---------- EXTRACTED ENTRIES ----------

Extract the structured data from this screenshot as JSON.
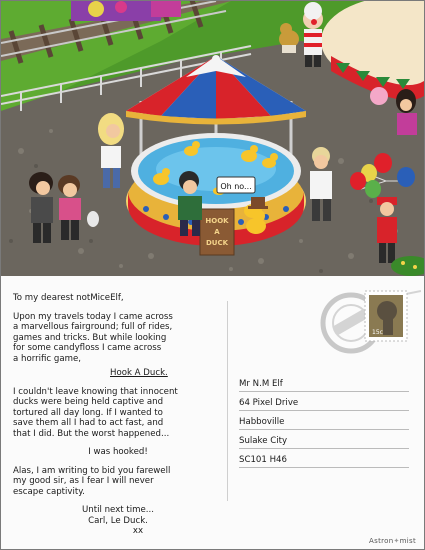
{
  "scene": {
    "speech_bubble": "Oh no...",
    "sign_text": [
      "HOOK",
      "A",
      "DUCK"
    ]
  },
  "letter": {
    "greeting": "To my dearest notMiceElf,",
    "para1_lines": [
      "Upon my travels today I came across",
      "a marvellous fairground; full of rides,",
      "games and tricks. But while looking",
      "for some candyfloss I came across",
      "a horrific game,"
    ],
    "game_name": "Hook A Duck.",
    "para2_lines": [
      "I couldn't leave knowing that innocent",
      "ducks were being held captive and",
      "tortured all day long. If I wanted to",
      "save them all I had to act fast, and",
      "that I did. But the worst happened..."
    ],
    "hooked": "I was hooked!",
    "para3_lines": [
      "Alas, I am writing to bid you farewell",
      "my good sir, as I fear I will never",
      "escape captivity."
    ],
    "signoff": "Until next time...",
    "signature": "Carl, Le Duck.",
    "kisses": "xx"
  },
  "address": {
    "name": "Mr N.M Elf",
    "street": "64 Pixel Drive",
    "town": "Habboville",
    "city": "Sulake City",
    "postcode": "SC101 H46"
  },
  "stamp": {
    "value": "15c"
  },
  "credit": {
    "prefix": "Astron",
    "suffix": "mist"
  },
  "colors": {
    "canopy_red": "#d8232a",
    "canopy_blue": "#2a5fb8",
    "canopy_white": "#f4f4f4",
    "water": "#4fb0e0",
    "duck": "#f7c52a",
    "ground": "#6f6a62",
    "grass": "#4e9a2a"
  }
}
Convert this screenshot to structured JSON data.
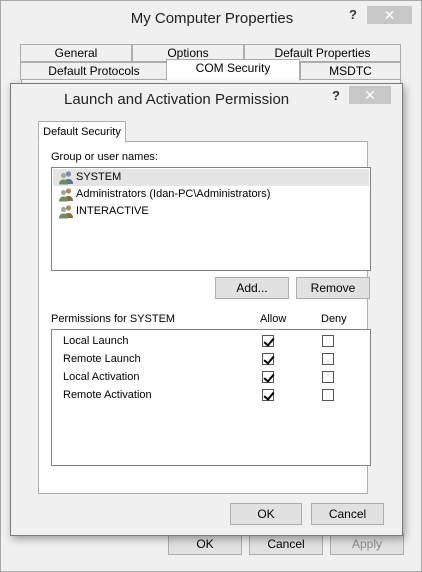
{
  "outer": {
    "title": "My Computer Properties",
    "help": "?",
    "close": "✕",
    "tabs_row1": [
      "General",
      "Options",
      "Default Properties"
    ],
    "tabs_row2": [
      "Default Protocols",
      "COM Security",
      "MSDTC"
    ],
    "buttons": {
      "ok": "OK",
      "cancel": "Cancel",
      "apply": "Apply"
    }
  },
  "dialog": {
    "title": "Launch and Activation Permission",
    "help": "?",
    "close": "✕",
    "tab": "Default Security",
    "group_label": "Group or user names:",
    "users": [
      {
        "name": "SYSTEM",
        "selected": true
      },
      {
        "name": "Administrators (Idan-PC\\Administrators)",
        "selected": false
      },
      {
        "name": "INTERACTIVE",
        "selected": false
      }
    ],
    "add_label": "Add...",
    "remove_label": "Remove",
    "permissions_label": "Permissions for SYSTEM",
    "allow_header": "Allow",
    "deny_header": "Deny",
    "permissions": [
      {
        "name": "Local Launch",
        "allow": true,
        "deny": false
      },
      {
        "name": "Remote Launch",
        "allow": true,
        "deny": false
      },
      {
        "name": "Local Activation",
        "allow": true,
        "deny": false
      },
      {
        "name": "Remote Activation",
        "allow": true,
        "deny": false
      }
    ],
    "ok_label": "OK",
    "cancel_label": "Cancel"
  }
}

----------
---------- EXTRACTED ENTRIES ----------

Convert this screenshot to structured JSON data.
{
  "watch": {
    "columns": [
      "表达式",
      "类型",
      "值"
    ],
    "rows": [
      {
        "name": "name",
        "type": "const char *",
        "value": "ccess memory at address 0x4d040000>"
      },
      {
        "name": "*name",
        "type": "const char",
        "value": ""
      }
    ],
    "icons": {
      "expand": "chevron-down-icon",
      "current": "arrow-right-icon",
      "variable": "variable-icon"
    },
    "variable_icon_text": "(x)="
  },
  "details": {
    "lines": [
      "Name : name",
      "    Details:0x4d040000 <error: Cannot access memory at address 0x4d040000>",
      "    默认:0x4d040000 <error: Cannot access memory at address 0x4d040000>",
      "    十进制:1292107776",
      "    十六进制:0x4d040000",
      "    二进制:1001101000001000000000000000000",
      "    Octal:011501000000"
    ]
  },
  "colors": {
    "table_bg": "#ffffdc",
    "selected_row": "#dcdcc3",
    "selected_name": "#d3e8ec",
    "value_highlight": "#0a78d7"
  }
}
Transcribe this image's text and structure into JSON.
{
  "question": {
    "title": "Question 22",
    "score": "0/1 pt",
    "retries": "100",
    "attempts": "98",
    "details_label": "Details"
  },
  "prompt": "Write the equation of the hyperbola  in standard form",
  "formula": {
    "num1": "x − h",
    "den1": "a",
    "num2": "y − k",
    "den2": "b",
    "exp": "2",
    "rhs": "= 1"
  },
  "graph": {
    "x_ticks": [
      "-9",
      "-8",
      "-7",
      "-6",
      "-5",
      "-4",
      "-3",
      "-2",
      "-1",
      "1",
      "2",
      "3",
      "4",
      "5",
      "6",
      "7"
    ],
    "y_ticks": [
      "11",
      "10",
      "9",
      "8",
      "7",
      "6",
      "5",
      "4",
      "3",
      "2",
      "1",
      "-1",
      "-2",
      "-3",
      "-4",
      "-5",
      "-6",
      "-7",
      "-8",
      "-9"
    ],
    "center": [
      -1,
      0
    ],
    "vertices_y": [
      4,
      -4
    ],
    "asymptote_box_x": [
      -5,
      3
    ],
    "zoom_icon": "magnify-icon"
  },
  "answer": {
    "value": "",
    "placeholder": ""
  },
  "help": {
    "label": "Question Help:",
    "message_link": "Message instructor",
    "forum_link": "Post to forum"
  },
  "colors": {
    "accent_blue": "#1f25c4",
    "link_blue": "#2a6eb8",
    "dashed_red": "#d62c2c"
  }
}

----------

Your answer should be only the number of lines that hold the word "Launch".

▶ [EXPECTED ANSWER]:
3